***** Source material

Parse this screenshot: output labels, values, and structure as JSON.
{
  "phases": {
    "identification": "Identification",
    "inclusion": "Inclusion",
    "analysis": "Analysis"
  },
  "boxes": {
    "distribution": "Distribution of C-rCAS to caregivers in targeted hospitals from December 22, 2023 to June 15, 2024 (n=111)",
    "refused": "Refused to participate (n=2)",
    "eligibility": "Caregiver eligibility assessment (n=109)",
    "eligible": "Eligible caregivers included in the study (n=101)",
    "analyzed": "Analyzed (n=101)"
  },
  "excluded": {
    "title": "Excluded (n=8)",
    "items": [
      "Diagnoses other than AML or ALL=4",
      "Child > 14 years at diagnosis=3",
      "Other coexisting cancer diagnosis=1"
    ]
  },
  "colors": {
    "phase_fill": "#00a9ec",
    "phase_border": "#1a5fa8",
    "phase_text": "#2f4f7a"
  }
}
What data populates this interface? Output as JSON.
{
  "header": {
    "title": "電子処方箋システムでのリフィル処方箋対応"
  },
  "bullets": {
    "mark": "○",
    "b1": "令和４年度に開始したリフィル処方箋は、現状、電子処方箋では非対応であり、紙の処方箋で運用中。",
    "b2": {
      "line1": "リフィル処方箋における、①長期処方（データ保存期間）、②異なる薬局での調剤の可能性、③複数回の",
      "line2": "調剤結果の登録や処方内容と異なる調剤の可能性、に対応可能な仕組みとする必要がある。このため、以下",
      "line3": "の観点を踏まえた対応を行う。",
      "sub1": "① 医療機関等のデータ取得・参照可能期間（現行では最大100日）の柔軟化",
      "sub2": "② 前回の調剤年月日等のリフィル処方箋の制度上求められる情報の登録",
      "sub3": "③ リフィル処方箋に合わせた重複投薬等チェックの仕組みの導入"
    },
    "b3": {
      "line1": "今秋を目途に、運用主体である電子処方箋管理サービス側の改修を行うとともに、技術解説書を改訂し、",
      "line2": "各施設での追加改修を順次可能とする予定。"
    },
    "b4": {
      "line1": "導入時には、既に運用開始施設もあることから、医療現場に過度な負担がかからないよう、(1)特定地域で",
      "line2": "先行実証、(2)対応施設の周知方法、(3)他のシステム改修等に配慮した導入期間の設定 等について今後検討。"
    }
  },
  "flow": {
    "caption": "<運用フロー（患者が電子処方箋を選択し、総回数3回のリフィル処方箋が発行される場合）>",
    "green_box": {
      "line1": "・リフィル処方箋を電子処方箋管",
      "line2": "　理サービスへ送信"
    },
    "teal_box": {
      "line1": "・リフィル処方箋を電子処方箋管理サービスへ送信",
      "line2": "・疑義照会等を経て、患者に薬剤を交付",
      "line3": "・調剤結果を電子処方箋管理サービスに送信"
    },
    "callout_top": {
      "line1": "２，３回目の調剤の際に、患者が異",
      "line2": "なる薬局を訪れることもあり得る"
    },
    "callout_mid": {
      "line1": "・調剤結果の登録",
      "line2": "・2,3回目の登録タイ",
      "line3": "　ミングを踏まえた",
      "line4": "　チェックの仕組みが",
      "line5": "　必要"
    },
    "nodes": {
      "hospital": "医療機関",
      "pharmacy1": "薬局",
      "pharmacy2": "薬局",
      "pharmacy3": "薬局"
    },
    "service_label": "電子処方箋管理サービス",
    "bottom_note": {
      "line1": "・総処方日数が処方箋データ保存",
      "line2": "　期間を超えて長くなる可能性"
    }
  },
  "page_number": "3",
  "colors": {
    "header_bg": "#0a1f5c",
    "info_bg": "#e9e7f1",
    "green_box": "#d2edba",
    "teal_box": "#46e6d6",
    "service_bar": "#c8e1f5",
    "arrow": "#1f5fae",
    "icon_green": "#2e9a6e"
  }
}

**********

* _Task objective_: Track down every line with the word "title" and copy it.

* _Task response_:
    "title": "Excluded (n=8)",
    "title": "電子処方箋システムでのリフィル処方箋対応"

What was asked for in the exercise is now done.